___ DATASET CONTENT ___

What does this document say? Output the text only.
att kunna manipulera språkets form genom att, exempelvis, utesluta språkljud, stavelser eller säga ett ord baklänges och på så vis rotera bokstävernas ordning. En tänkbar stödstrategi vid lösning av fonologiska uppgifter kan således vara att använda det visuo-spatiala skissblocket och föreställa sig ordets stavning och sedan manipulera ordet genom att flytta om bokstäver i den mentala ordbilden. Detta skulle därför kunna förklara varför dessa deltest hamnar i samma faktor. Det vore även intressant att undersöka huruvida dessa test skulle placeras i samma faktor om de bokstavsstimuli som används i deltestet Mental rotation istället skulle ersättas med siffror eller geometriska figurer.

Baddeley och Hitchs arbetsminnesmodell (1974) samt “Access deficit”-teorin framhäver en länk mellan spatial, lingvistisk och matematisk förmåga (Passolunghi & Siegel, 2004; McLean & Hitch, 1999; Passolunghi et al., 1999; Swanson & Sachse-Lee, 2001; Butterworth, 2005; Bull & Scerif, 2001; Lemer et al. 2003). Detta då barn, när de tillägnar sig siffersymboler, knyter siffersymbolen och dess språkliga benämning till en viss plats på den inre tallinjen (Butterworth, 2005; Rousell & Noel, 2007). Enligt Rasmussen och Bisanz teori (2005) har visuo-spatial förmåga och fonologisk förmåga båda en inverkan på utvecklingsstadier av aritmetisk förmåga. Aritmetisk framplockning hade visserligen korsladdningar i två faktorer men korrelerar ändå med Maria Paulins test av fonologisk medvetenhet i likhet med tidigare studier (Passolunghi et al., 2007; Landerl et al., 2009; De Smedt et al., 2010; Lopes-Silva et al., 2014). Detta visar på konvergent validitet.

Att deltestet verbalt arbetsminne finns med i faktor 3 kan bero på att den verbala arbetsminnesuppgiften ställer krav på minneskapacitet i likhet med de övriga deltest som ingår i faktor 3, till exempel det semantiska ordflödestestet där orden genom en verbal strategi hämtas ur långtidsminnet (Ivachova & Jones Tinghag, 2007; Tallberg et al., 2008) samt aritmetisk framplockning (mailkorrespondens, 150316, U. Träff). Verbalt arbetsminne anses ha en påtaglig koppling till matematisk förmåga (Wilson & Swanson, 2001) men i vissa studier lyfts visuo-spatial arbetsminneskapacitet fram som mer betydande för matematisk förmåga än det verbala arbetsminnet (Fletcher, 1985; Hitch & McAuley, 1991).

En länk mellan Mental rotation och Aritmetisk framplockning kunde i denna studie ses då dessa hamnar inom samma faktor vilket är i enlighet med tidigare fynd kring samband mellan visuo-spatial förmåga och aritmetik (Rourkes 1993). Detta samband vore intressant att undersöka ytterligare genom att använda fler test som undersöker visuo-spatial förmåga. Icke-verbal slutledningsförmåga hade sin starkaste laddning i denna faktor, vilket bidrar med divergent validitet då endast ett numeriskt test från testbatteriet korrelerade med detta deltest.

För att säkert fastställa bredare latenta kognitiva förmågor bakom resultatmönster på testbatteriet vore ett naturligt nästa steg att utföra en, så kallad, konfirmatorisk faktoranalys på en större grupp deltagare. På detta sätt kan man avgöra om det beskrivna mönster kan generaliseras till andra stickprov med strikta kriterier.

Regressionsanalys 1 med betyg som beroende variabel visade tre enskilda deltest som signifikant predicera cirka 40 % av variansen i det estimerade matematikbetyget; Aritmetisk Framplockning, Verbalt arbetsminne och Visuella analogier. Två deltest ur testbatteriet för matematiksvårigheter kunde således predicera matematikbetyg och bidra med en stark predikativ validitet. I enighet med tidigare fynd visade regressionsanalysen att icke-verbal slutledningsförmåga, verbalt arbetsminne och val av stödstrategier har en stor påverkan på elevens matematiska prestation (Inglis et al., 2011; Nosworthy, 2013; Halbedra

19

___

_PROBLEM REQUIREMENTS:_
Taking care to miss no line, set down the whole listing above exactly.

_FINISHED TASK:_
What does this document say? Output the text only.
att kunna manipulera språkets form genom att, exempelvis, utesluta språkljud, stavelser eller säga ett ord baklänges och på så vis rotera bokstävernas ordning. En tänkbar stödstrategi vid lösning av fonologiska uppgifter kan således vara att använda det visuo-spatiala skissblocket och föreställa sig ordets stavning och sedan manipulera ordet genom att flytta om bokstäver i den mentala ordbilden. Detta skulle därför kunna förklara varför dessa deltest hamnar i samma faktor. Det vore även intressant att undersöka huruvida dessa test skulle placeras i samma faktor om de bokstavsstimuli som används i deltestet Mental rotation istället skulle ersättas med siffror eller geometriska figurer.

Baddeley och Hitchs arbetsminnesmodell (1974) samt “Access deficit”-teorin framhäver en länk mellan spatial, lingvistisk och matematisk förmåga (Passolunghi & Siegel, 2004; McLean & Hitch, 1999; Passolunghi et al., 1999; Swanson & Sachse-Lee, 2001; Butterworth, 2005; Bull & Scerif, 2001; Lemer et al. 2003). Detta då barn, när de tillägnar sig siffersymboler, knyter siffersymbolen och dess språkliga benämning till en viss plats på den inre tallinjen (Butterworth, 2005; Rousell & Noel, 2007). Enligt Rasmussen och Bisanz teori (2005) har visuo-spatial förmåga och fonologisk förmåga båda en inverkan på utvecklingsstadier av aritmetisk förmåga. Aritmetisk framplockning hade visserligen korsladdningar i två faktorer men korrelerar ändå med Maria Paulins test av fonologisk medvetenhet i likhet med tidigare studier (Passolunghi et al., 2007; Landerl et al., 2009; De Smedt et al., 2010; Lopes-Silva et al., 2014). Detta visar på konvergent validitet.

Att deltestet verbalt arbetsminne finns med i faktor 3 kan bero på att den verbala arbetsminnesuppgiften ställer krav på minneskapacitet i likhet med de övriga deltest som ingår i faktor 3, till exempel det semantiska ordflödestestet där orden genom en verbal strategi hämtas ur långtidsminnet (Ivachova & Jones Tinghag, 2007; Tallberg et al., 2008) samt aritmetisk framplockning (mailkorrespondens, 150316, U. Träff). Verbalt arbetsminne anses ha en påtaglig koppling till matematisk förmåga (Wilson & Swanson, 2001) men i vissa studier lyfts visuo-spatial arbetsminneskapacitet fram som mer betydande för matematisk förmåga än det verbala arbetsminnet (Fletcher, 1985; Hitch & McAuley, 1991).

En länk mellan Mental rotation och Aritmetisk framplockning kunde i denna studie ses då dessa hamnar inom samma faktor vilket är i enlighet med tidigare fynd kring samband mellan visuo-spatial förmåga och aritmetik (Rourkes 1993). Detta samband vore intressant att undersöka ytterligare genom att använda fler test som undersöker visuo-spatial förmåga. Icke-verbal slutledningsförmåga hade sin starkaste laddning i denna faktor, vilket bidrar med divergent validitet då endast ett numeriskt test från testbatteriet korrelerade med detta deltest.

För att säkert fastställa bredare latenta kognitiva förmågor bakom resultatmönster på testbatteriet vore ett naturligt nästa steg att utföra en, så kallad, konfirmatorisk faktoranalys på en större grupp deltagare. På detta sätt kan man avgöra om det beskrivna mönster kan generaliseras till andra stickprov med strikta kriterier.

Regressionsanalys 1 med betyg som beroende variabel visade tre enskilda deltest som signifikant predicera cirka 40 % av variansen i det estimerade matematikbetyget; Aritmetisk Framplockning, Verbalt arbetsminne och Visuella analogier. Två deltest ur testbatteriet för matematiksvårigheter kunde således predicera matematikbetyg och bidra med en stark predikativ validitet. I enighet med tidigare fynd visade regressionsanalysen att icke-verbal slutledningsförmåga, verbalt arbetsminne och val av stödstrategier har en stor påverkan på elevens matematiska prestation (Inglis et al., 2011; Nosworthy, 2013; Halbedra

19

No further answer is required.